:: The problem ::
The listing below should be written out exactly; please include all of it.

:: Saved data entries ::
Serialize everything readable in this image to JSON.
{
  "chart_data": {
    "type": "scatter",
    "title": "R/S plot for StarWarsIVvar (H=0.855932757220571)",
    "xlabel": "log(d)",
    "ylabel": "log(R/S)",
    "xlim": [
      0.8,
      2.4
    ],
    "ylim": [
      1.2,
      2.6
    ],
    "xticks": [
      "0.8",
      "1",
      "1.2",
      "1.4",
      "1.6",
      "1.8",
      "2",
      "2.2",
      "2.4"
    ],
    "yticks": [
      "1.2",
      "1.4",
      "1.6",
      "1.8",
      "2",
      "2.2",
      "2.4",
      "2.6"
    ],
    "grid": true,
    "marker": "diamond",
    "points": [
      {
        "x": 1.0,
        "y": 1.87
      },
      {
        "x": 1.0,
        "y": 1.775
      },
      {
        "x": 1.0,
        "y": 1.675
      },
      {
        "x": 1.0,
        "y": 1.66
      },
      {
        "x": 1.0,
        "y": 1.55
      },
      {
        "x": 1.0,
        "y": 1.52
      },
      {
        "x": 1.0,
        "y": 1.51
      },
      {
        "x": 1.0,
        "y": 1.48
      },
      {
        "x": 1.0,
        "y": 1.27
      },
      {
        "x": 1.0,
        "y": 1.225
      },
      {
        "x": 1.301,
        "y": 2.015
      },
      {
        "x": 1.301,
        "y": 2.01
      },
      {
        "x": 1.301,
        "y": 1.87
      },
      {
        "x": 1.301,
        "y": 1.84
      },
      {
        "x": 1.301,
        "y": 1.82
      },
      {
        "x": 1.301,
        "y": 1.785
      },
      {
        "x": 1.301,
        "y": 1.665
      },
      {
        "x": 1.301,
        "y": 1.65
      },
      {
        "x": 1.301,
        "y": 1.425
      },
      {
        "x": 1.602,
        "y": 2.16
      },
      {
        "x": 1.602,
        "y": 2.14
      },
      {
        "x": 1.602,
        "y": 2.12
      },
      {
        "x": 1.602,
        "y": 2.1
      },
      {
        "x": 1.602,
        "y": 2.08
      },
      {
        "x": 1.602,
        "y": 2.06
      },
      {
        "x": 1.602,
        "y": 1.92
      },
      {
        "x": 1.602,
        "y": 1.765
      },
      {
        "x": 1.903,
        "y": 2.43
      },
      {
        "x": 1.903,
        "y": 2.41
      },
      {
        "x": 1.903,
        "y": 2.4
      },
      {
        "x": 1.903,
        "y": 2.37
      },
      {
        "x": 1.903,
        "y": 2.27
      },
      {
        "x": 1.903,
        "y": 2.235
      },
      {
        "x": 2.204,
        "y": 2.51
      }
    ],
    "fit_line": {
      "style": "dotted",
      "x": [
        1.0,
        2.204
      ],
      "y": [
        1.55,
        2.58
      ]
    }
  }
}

:: Problem solution ::
Serialize everything readable in this image to JSON.
{
  "chart_data": {
    "type": "scatter",
    "title": "R/S plot for StarWarsIVvar (H=0.855932757220571)",
    "xlabel": "log(d)",
    "ylabel": "log(R/S)",
    "xlim": [
      0.8,
      2.4
    ],
    "ylim": [
      1.2,
      2.6
    ],
    "xticks": [
      "0.8",
      "1",
      "1.2",
      "1.4",
      "1.6",
      "1.8",
      "2",
      "2.2",
      "2.4"
    ],
    "yticks": [
      "1.2",
      "1.4",
      "1.6",
      "1.8",
      "2",
      "2.2",
      "2.4",
      "2.6"
    ],
    "grid": true,
    "marker": "diamond",
    "points": [
      {
        "x": 1.0,
        "y": 1.87
      },
      {
        "x": 1.0,
        "y": 1.775
      },
      {
        "x": 1.0,
        "y": 1.675
      },
      {
        "x": 1.0,
        "y": 1.66
      },
      {
        "x": 1.0,
        "y": 1.55
      },
      {
        "x": 1.0,
        "y": 1.52
      },
      {
        "x": 1.0,
        "y": 1.51
      },
      {
        "x": 1.0,
        "y": 1.48
      },
      {
        "x": 1.0,
        "y": 1.27
      },
      {
        "x": 1.0,
        "y": 1.225
      },
      {
        "x": 1.301,
        "y": 2.015
      },
      {
        "x": 1.301,
        "y": 2.01
      },
      {
        "x": 1.301,
        "y": 1.87
      },
      {
        "x": 1.301,
        "y": 1.84
      },
      {
        "x": 1.301,
        "y": 1.82
      },
      {
        "x": 1.301,
        "y": 1.785
      },
      {
        "x": 1.301,
        "y": 1.665
      },
      {
        "x": 1.301,
        "y": 1.65
      },
      {
        "x": 1.301,
        "y": 1.425
      },
      {
        "x": 1.602,
        "y": 2.16
      },
      {
        "x": 1.602,
        "y": 2.14
      },
      {
        "x": 1.602,
        "y": 2.12
      },
      {
        "x": 1.602,
        "y": 2.1
      },
      {
        "x": 1.602,
        "y": 2.08
      },
      {
        "x": 1.602,
        "y": 2.06
      },
      {
        "x": 1.602,
        "y": 1.92
      },
      {
        "x": 1.602,
        "y": 1.765
      },
      {
        "x": 1.903,
        "y": 2.43
      },
      {
        "x": 1.903,
        "y": 2.41
      },
      {
        "x": 1.903,
        "y": 2.4
      },
      {
        "x": 1.903,
        "y": 2.37
      },
      {
        "x": 1.903,
        "y": 2.27
      },
      {
        "x": 1.903,
        "y": 2.235
      },
      {
        "x": 2.204,
        "y": 2.51
      }
    ],
    "fit_line": {
      "style": "dotted",
      "x": [
        1.0,
        2.204
      ],
      "y": [
        1.55,
        2.58
      ]
    }
  }
}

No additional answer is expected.